──────── Seçilen metin

Hocaların Hocası Korkut Boratav

hocalarin-hocasi-korkut-boratav-977269-1.Lâtife Metli Türkyılmaz

Bilge bir insan, dünyayı kavrayışı, aydınlık duruşuyla efsanevi bir kişi.

Düşünen, yorumlayan, duyarlılıkla ülke sorunlarına eğilen, fikirlerindeki derinlik ve zenginlikle çözümlerini ortaya koyan bir filozof. Daima ne söyleyeceği merak ediliyor. Hangi konu açılırsa, ona sormak istiyor insan.

Hocayı evinde ziyaret ediyoruz. Dışarıda güneşli pırıl pırıl bir Ankara sabahı, pencereden gelen gün ışığı çalışma masasına yansıyor. O konuştukça konular berraklaşıp arınıyor.

Yardımcısı Lubiya Hanım, bize kahve, kek ve ıhlamur ikram ediyor.

ÖĞRETMEN BİR ANNE VE BABA

Konya doğumlu ama çocukluk ve ilkokul dönemi Ankara’nın Hamamönü semtinde, üç katlı yeşil apartmanda geçmiş.

Onun ve babasının yaşamlarında adeta tarihin benzer dokunuşları ile bir dejavu yaşanır. Anlaşılan, solculuğun kuralında ince iğnenin deliğinden geçmek değişmez bir sınavdır.

Babası Pertev Naili Boratav, halk bilimleri ve folklor araştırmacısı. Siyasi baskılar sonucu üniversiteden uzaklaştırılır. Konya’ya sürgün edilir. Dinleyince insanın bu işte bir sihir var, iyi ki olmuş diyesi geliyor;

-“Babam Konya Lisesi’ne edebiyat öğretmeni olarak atandıktan sonra, orada öğretmenlik yapan annemle tanışırlar. Ve o tanışıklık evliliğe ve benim doğumuma da vesile olur” diye anlatıyor.

Baba Boratav, çok ünlü bir folklor araştırmacısı ve dil uzmanıdır. Hititoloji incelemek için burslu gittiği Almanya’dan bursu kesilerek geri gelir. Dil ve Tarih Coğrafya Fakültesinde sevilen bir hocadır, lakin solcu öğretim üyelerinin tasfiyesi döneminde okuldan uzaklaştırılır.

────────────────
──────── Sağlanan bilgiler

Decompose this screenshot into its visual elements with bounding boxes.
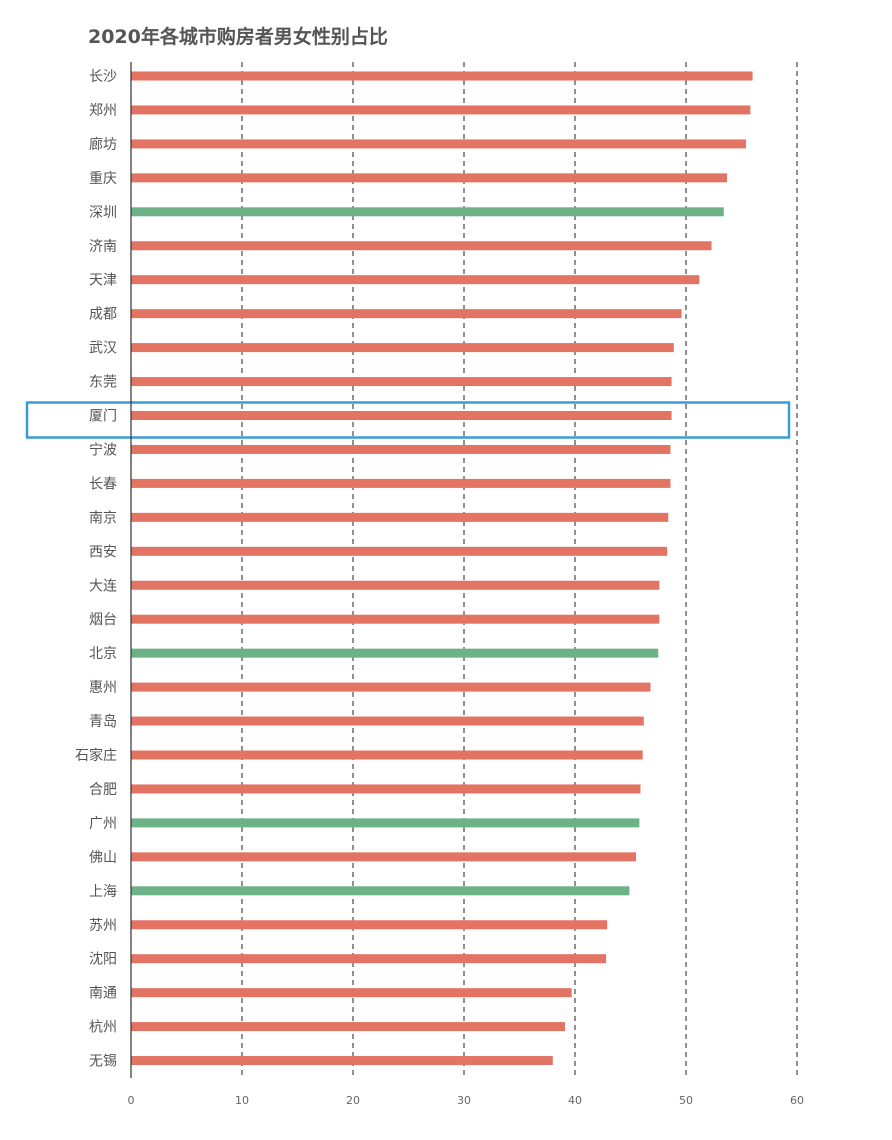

────────────────

▸ **Verilen yönerge 1**
Korkut Boratav yazısına göre şu ifadeler doğru mu: (a) Korkut Boratav'ın çocukluğu Ankara'nın Hamamönü semtinde geçmiştir. (b) Pertev Naili Boratav, Konya Lisesi'ne matematik öğretmeni olarak atanmıştır. (c) Baba Boratav, Hititoloji incelemek için Almanya'ya burslu gitmiştir. Her birine evet ya da hayır deyip yazıdan belirleyici sözleri aynen aktarın.
▸ **Verilen yönerge 2**
Korkut Boratav yazısını son cümlesinden sonrasıyla sürdürün.
Materyalin burada hiçbir işlevi yok.

▸ **Alıştırma sonucu 1**
(a) Evet: "çocukluk ve ilkokul dönemi Ankara’nın Hamamönü semtinde, üç katlı yeşil apartmanda geçmiş."
(b) Hayır: "Babam Konya Lisesi’ne edebiyat öğretmeni olarak atandıktan sonra"
(c) Evet: "Hititoloji incelemek için burslu gittiği Almanya’dan bursu kesilerek geri gelir."

▸ **Alıştırma sonucu 2**
Zamanını sorarsanız o yıllar ülkenin anlı şanlı “demokrasiye geçtiği” yıllardır.

ÇOCUKLUK YILLARI

“Benim kuşağın çocukluk hayatı sokakta geçerdi” diyor. Savaş yıllarıdır. Sokaklarda bilyeler oynanır, mahalle aralarında futbol maçları yapılır. Mahalle arkadaşlarını hâlâ hatırlıyor. “Kızlar seksek oynar, ip atlar, erkek çocuklarda da en kaba oyun uzuneşektir” diyor.

Ankara’nın mütevazi bir semtindedir evleri. Kömür sobasıyla ısınılır, her şey eski usul ama, evde babasının, halk bilimi üzerine çalıştığı, içinde folklor ve halk edebiyatı dosyalarıyla dolu bir çalışma odası vardır. İki kardeşin koşuşturup oynamadığı tek yer de orasıdır.

İçine kapanık bir çocukmuş, anne, baba da öğretmen olunca, okuma alışkanlığı çok erken başlamış. Klasikler, Goethe’nin Faust’undan etkilenme… Çocukluğunun izlerinde anne, babasının yaşadıkları ve onlardan duydukları vardır. Behice Boran ve Niyazi Berkes aile dostlarıdır, onlar da babası gibi üniversiteden uzaklaştırılır. Üçü birlikte “Yurt ve Dünya” dergisini çıkarırlar, dergi demokrasi tarihinin parlak belgelerindendir.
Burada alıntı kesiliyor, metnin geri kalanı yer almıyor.